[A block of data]
····················

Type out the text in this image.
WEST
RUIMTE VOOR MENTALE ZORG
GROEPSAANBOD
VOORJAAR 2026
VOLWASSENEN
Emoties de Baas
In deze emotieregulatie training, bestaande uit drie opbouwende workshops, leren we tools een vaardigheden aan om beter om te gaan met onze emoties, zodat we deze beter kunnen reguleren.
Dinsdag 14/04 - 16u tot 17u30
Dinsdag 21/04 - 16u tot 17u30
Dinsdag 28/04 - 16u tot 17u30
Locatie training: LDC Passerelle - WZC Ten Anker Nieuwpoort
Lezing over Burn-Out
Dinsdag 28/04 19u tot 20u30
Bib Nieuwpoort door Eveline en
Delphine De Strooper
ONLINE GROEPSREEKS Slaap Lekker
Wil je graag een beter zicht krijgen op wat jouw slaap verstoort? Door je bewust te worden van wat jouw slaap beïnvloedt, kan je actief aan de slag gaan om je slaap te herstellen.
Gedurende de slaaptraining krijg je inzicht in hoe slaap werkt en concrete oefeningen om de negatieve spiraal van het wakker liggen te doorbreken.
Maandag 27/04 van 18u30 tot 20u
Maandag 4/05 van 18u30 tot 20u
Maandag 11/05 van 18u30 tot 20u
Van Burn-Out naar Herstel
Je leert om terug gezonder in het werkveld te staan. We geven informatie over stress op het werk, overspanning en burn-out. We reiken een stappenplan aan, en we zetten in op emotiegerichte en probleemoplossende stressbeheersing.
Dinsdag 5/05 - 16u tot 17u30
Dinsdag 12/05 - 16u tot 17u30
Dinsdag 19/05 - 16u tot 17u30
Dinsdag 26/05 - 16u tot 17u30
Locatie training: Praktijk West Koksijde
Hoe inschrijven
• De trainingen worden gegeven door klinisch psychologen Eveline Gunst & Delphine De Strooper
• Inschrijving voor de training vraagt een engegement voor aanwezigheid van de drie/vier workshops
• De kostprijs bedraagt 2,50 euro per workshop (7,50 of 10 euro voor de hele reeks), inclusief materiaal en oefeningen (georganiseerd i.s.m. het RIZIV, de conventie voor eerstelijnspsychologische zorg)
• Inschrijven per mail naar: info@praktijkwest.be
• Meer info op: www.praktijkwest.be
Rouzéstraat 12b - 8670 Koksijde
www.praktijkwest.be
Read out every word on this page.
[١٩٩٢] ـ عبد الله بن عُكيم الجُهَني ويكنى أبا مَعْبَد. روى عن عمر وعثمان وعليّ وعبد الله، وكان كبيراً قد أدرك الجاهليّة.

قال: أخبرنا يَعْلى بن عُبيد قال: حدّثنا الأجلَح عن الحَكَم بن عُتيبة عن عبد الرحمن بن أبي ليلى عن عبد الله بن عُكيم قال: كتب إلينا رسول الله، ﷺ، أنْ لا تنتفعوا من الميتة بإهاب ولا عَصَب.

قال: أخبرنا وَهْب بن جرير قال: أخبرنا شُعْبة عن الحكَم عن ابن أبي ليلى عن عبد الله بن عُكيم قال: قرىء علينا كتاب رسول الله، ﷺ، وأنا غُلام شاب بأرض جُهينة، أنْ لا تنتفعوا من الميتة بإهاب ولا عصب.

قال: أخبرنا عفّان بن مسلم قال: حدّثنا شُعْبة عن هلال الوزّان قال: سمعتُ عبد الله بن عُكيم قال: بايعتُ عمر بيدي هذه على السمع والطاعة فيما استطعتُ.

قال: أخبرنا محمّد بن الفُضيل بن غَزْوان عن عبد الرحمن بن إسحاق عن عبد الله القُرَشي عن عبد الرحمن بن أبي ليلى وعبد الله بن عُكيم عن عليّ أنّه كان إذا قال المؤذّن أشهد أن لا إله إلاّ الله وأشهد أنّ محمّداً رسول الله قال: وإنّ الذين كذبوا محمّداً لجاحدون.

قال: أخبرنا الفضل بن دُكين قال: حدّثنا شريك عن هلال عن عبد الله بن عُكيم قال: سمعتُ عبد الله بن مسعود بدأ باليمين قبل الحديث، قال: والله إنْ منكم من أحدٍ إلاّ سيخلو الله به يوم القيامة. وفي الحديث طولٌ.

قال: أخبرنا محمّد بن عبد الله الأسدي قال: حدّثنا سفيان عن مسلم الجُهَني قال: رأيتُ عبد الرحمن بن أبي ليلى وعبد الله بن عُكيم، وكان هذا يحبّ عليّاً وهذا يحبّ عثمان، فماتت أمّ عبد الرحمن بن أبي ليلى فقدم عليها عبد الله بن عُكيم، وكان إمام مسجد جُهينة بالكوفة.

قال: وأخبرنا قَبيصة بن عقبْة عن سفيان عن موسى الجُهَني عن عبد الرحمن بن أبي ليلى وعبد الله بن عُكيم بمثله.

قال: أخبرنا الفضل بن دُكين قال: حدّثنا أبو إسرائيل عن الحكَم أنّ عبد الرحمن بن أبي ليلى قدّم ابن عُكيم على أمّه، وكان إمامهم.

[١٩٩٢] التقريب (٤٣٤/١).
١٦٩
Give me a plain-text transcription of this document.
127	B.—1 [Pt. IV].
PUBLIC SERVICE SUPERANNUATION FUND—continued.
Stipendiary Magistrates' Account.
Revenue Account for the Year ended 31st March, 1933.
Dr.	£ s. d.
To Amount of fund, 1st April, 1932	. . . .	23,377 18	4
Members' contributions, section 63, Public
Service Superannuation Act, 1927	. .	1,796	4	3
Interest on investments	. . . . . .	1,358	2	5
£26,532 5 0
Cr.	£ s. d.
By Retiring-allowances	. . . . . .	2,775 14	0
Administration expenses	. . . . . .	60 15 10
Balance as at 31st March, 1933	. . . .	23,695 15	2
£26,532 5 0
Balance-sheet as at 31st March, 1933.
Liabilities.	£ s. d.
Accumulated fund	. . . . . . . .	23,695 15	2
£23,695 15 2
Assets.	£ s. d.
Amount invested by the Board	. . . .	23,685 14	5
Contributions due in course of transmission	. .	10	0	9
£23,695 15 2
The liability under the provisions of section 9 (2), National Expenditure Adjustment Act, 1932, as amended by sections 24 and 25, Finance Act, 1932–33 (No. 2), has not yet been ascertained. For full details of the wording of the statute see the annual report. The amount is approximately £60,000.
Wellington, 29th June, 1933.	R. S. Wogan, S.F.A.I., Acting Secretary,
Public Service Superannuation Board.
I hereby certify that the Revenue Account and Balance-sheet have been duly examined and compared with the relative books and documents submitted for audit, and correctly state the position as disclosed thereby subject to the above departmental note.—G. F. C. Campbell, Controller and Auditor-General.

····················

#### Exercise objective
Recopy the entries above in their entirety, exactly.

#### Output for this task
Type out the text in this image.
WEST
RUIMTE VOOR MENTALE ZORG
GROEPSAANBOD
VOORJAAR 2026
VOLWASSENEN
Emoties de Baas
In deze emotieregulatie training, bestaande uit drie opbouwende workshops, leren we tools een vaardigheden aan om beter om te gaan met onze emoties, zodat we deze beter kunnen reguleren.
Dinsdag 14/04 - 16u tot 17u30
Dinsdag 21/04 - 16u tot 17u30
Dinsdag 28/04 - 16u tot 17u30
Locatie training: LDC Passerelle - WZC Ten Anker Nieuwpoort
Lezing over Burn-Out
Dinsdag 28/04 19u tot 20u30
Bib Nieuwpoort door Eveline en
Delphine De Strooper
ONLINE GROEPSREEKS Slaap Lekker
Wil je graag een beter zicht krijgen op wat jouw slaap verstoort? Door je bewust te worden van wat jouw slaap beïnvloedt, kan je actief aan de slag gaan om je slaap te herstellen.
Gedurende de slaaptraining krijg je inzicht in hoe slaap werkt en concrete oefeningen om de negatieve spiraal van het wakker liggen te doorbreken.
Maandag 27/04 van 18u30 tot 20u
Maandag 4/05 van 18u30 tot 20u
Maandag 11/05 van 18u30 tot 20u
Van Burn-Out naar Herstel
Je leert om terug gezonder in het werkveld te staan. We geven informatie over stress op het werk, overspanning en burn-out. We reiken een stappenplan aan, en we zetten in op emotiegerichte en probleemoplossende stressbeheersing.
Dinsdag 5/05 - 16u tot 17u30
Dinsdag 12/05 - 16u tot 17u30
Dinsdag 19/05 - 16u tot 17u30
Dinsdag 26/05 - 16u tot 17u30
Locatie training: Praktijk West Koksijde
Hoe inschrijven
• De trainingen worden gegeven door klinisch psychologen Eveline Gunst & Delphine De Strooper
• Inschrijving voor de training vraagt een engegement voor aanwezigheid van de drie/vier workshops
• De kostprijs bedraagt 2,50 euro per workshop (7,50 of 10 euro voor de hele reeks), inclusief materiaal en oefeningen (georganiseerd i.s.m. het RIZIV, de conventie voor eerstelijnspsychologische zorg)
• Inschrijven per mail naar: info@praktijkwest.be
• Meer info op: www.praktijkwest.be
Rouzéstraat 12b - 8670 Koksijde
www.praktijkwest.be
Read out every word on this page.
[١٩٩٢] ـ عبد الله بن عُكيم الجُهَني ويكنى أبا مَعْبَد. روى عن عمر وعثمان وعليّ وعبد الله، وكان كبيراً قد أدرك الجاهليّة.

قال: أخبرنا يَعْلى بن عُبيد قال: حدّثنا الأجلَح عن الحَكَم بن عُتيبة عن عبد الرحمن بن أبي ليلى عن عبد الله بن عُكيم قال: كتب إلينا رسول الله، ﷺ، أنْ لا تنتفعوا من الميتة بإهاب ولا عَصَب.

قال: أخبرنا وَهْب بن جرير قال: أخبرنا شُعْبة عن الحكَم عن ابن أبي ليلى عن عبد الله بن عُكيم قال: قرىء علينا كتاب رسول الله، ﷺ، وأنا غُلام شاب بأرض جُهينة، أنْ لا تنتفعوا من الميتة بإهاب ولا عصب.

قال: أخبرنا عفّان بن مسلم قال: حدّثنا شُعْبة عن هلال الوزّان قال: سمعتُ عبد الله بن عُكيم قال: بايعتُ عمر بيدي هذه على السمع والطاعة فيما استطعتُ.

قال: أخبرنا محمّد بن الفُضيل بن غَزْوان عن عبد الرحمن بن إسحاق عن عبد الله القُرَشي عن عبد الرحمن بن أبي ليلى وعبد الله بن عُكيم عن عليّ أنّه كان إذا قال المؤذّن أشهد أن لا إله إلاّ الله وأشهد أنّ محمّداً رسول الله قال: وإنّ الذين كذبوا محمّداً لجاحدون.

قال: أخبرنا الفضل بن دُكين قال: حدّثنا شريك عن هلال عن عبد الله بن عُكيم قال: سمعتُ عبد الله بن مسعود بدأ باليمين قبل الحديث، قال: والله إنْ منكم من أحدٍ إلاّ سيخلو الله به يوم القيامة. وفي الحديث طولٌ.

قال: أخبرنا محمّد بن عبد الله الأسدي قال: حدّثنا سفيان عن مسلم الجُهَني قال: رأيتُ عبد الرحمن بن أبي ليلى وعبد الله بن عُكيم، وكان هذا يحبّ عليّاً وهذا يحبّ عثمان، فماتت أمّ عبد الرحمن بن أبي ليلى فقدم عليها عبد الله بن عُكيم، وكان إمام مسجد جُهينة بالكوفة.

قال: وأخبرنا قَبيصة بن عقبْة عن سفيان عن موسى الجُهَني عن عبد الرحمن بن أبي ليلى وعبد الله بن عُكيم بمثله.

قال: أخبرنا الفضل بن دُكين قال: حدّثنا أبو إسرائيل عن الحكَم أنّ عبد الرحمن بن أبي ليلى قدّم ابن عُكيم على أمّه، وكان إمامهم.

[١٩٩٢] التقريب (٤٣٤/١).
١٦٩
Give me a plain-text transcription of this document.
127	B.—1 [Pt. IV].
PUBLIC SERVICE SUPERANNUATION FUND—continued.
Stipendiary Magistrates' Account.
Revenue Account for the Year ended 31st March, 1933.
Dr.	£ s. d.
To Amount of fund, 1st April, 1932	. . . .	23,377 18	4
Members' contributions, section 63, Public
Service Superannuation Act, 1927	. .	1,796	4	3
Interest on investments	. . . . . .	1,358	2	5
£26,532 5 0
Cr.	£ s. d.
By Retiring-allowances	. . . . . .	2,775 14	0
Administration expenses	. . . . . .	60 15 10
Balance as at 31st March, 1933	. . . .	23,695 15	2
£26,532 5 0
Balance-sheet as at 31st March, 1933.
Liabilities.	£ s. d.
Accumulated fund	. . . . . . . .	23,695 15	2
£23,695 15 2
Assets.	£ s. d.
Amount invested by the Board	. . . .	23,685 14	5
Contributions due in course of transmission	. .	10	0	9
£23,695 15 2
The liability under the provisions of section 9 (2), National Expenditure Adjustment Act, 1932, as amended by sections 24 and 25, Finance Act, 1932–33 (No. 2), has not yet been ascertained. For full details of the wording of the statute see the annual report. The amount is approximately £60,000.
Wellington, 29th June, 1933.	R. S. Wogan, S.F.A.I., Acting Secretary,
Public Service Superannuation Board.
I hereby certify that the Revenue Account and Balance-sheet have been duly examined and compared with the relative books and documents submitted for audit, and correctly state the position as disclosed thereby subject to the above departmental note.—G. F. C. Campbell, Controller and Auditor-General.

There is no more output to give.